◆ **Exercise instructions**
What follows is a block of records; restate each one word for word.

◆ **Provided records**

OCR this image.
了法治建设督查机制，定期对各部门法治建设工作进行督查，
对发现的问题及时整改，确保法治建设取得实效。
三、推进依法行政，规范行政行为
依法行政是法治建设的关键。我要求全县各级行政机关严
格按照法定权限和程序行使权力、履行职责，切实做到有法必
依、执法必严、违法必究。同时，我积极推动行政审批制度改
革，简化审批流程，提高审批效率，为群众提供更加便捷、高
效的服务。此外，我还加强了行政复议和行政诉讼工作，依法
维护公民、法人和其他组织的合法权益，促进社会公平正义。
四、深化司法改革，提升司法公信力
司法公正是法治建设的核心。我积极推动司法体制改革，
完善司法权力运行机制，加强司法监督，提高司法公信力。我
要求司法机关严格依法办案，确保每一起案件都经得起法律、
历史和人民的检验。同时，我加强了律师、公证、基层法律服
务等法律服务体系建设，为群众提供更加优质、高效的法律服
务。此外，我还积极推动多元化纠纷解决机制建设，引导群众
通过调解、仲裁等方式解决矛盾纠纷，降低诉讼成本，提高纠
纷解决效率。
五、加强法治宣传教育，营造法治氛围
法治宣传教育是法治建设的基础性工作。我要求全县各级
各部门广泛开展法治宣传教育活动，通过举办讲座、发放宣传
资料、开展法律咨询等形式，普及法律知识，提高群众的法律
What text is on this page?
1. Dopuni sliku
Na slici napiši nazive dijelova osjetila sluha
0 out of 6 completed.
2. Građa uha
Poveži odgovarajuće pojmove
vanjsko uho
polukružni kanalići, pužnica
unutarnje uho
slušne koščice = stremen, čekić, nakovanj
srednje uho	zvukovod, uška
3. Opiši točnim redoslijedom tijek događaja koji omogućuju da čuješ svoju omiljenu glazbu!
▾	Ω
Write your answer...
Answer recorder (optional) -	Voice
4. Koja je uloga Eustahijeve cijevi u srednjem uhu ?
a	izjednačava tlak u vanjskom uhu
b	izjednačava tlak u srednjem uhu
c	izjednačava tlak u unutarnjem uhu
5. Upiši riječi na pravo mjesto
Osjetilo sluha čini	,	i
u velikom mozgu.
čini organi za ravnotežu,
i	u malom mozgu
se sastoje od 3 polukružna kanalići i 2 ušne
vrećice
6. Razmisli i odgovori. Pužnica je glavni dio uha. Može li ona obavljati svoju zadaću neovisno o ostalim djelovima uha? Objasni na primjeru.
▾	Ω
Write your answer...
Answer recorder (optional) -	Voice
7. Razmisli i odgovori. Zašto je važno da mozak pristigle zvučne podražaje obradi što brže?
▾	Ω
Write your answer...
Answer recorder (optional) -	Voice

◆ **Full output**
OCR this image.
了法治建设督查机制，定期对各部门法治建设工作进行督查，
对发现的问题及时整改，确保法治建设取得实效。
三、推进依法行政，规范行政行为
依法行政是法治建设的关键。我要求全县各级行政机关严
格按照法定权限和程序行使权力、履行职责，切实做到有法必
依、执法必严、违法必究。同时，我积极推动行政审批制度改
革，简化审批流程，提高审批效率，为群众提供更加便捷、高
效的服务。此外，我还加强了行政复议和行政诉讼工作，依法
维护公民、法人和其他组织的合法权益，促进社会公平正义。
四、深化司法改革，提升司法公信力
司法公正是法治建设的核心。我积极推动司法体制改革，
完善司法权力运行机制，加强司法监督，提高司法公信力。我
要求司法机关严格依法办案，确保每一起案件都经得起法律、
历史和人民的检验。同时，我加强了律师、公证、基层法律服
务等法律服务体系建设，为群众提供更加优质、高效的法律服
务。此外，我还积极推动多元化纠纷解决机制建设，引导群众
通过调解、仲裁等方式解决矛盾纠纷，降低诉讼成本，提高纠
纷解决效率。
五、加强法治宣传教育，营造法治氛围
法治宣传教育是法治建设的基础性工作。我要求全县各级
各部门广泛开展法治宣传教育活动，通过举办讲座、发放宣传
资料、开展法律咨询等形式，普及法律知识，提高群众的法律
What text is on this page?
1. Dopuni sliku
Na slici napiši nazive dijelova osjetila sluha
0 out of 6 completed.
2. Građa uha
Poveži odgovarajuće pojmove
vanjsko uho
polukružni kanalići, pužnica
unutarnje uho
slušne koščice = stremen, čekić, nakovanj
srednje uho	zvukovod, uška
3. Opiši točnim redoslijedom tijek događaja koji omogućuju da čuješ svoju omiljenu glazbu!
▾	Ω
Write your answer...
Answer recorder (optional) -	Voice
4. Koja je uloga Eustahijeve cijevi u srednjem uhu ?
a	izjednačava tlak u vanjskom uhu
b	izjednačava tlak u srednjem uhu
c	izjednačava tlak u unutarnjem uhu
5. Upiši riječi na pravo mjesto
Osjetilo sluha čini	,	i
u velikom mozgu.
čini organi za ravnotežu,
i	u malom mozgu
se sastoje od 3 polukružna kanalići i 2 ušne
vrećice
6. Razmisli i odgovori. Pužnica je glavni dio uha. Može li ona obavljati svoju zadaću neovisno o ostalim djelovima uha? Objasni na primjeru.
▾	Ω
Write your answer...
Answer recorder (optional) -	Voice
7. Razmisli i odgovori. Zašto je važno da mozak pristigle zvučne podražaje obradi što brže?
▾	Ω
Write your answer...
Answer recorder (optional) -	Voice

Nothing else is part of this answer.